Stored data:
»»
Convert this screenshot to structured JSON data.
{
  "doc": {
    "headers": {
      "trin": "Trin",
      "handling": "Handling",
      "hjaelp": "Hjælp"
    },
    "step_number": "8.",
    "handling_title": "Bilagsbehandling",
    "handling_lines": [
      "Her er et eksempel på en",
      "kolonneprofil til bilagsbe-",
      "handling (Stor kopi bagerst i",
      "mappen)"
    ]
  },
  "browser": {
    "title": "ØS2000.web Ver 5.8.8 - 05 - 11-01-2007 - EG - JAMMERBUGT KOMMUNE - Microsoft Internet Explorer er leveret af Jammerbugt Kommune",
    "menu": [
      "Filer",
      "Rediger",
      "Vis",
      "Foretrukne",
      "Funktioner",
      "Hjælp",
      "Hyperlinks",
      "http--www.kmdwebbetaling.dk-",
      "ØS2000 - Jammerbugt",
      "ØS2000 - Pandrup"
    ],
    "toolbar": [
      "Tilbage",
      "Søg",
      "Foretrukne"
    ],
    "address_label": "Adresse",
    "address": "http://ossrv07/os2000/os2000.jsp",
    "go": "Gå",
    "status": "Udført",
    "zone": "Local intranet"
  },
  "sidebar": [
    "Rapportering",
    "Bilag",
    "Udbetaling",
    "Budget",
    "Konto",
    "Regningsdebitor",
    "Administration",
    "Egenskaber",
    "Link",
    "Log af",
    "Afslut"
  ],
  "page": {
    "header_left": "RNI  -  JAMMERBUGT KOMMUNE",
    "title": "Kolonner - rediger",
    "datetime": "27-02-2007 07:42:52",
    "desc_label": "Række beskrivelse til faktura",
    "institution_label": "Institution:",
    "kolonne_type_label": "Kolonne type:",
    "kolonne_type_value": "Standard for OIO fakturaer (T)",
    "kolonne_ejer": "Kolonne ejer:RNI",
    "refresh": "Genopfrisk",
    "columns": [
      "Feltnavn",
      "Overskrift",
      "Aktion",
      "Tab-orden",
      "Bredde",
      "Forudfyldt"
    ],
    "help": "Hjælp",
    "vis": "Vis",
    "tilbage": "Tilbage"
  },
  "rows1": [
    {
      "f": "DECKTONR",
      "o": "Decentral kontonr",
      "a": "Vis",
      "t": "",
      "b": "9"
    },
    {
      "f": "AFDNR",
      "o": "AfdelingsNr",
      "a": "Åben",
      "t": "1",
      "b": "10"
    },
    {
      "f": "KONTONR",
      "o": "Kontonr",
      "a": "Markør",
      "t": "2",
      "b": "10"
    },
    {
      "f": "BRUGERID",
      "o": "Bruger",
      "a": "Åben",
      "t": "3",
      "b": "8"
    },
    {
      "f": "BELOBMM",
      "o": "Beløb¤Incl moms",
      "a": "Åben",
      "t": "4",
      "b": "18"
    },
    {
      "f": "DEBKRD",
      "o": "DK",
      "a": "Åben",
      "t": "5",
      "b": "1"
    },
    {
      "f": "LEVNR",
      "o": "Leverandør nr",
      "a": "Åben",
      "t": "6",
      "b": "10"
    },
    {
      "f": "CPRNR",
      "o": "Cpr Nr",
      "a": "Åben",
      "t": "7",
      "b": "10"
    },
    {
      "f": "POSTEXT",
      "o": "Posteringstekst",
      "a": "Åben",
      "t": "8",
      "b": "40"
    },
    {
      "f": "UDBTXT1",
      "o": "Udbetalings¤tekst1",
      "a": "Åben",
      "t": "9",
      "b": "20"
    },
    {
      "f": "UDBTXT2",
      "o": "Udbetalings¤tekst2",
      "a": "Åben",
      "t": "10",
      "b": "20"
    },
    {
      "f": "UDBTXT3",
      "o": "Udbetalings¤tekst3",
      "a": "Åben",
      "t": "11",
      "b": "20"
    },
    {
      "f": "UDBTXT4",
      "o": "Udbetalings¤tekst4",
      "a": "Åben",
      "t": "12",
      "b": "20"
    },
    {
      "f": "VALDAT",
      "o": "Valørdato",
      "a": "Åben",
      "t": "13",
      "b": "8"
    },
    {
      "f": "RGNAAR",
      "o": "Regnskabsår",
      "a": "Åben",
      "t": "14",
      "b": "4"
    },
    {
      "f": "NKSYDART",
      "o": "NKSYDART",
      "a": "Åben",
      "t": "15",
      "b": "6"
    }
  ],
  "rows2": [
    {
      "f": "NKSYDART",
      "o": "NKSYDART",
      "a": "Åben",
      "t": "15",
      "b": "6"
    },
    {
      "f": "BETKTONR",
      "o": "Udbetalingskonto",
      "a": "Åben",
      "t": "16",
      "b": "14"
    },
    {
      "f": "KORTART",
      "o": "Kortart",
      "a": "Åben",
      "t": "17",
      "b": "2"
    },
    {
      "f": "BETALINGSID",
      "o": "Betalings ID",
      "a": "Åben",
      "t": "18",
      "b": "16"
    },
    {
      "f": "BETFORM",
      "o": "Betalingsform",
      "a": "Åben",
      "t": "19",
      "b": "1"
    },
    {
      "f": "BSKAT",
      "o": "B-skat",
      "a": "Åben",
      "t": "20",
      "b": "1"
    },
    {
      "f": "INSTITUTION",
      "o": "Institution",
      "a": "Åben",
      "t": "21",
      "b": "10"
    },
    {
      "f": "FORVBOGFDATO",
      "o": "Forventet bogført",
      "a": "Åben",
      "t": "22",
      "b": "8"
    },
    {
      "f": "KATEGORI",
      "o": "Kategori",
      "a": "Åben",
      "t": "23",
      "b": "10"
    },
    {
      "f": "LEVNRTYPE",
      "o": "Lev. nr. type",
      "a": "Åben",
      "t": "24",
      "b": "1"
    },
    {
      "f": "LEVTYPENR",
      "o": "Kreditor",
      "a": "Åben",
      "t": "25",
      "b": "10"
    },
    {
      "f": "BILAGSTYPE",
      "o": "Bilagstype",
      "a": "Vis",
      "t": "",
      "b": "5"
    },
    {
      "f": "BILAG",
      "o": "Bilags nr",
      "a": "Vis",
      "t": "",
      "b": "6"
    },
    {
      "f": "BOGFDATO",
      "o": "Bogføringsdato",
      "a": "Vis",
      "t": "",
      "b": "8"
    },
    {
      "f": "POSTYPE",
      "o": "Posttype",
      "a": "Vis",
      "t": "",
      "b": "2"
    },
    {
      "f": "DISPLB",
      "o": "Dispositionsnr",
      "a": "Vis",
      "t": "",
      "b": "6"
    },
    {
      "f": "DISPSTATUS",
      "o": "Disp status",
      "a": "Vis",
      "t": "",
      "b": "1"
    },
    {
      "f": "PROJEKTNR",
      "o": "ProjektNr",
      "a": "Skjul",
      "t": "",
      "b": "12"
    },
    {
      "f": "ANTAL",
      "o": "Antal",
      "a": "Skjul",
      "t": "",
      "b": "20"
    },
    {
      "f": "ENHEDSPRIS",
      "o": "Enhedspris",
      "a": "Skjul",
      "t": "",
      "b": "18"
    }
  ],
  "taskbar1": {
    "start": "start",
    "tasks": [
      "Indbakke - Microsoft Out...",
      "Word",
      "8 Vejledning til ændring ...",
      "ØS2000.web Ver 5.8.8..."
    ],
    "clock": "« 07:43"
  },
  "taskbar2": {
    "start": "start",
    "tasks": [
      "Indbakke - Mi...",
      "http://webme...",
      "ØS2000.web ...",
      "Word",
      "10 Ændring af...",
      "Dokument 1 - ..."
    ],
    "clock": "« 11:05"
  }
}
««
**The task**
Select every line in the records above that contains the word "http".

**The answer**
      "http--www.kmdwebbetaling.dk-",
    "address": "http://ossrv07/os2000/os2000.jsp",
      "http://webme...",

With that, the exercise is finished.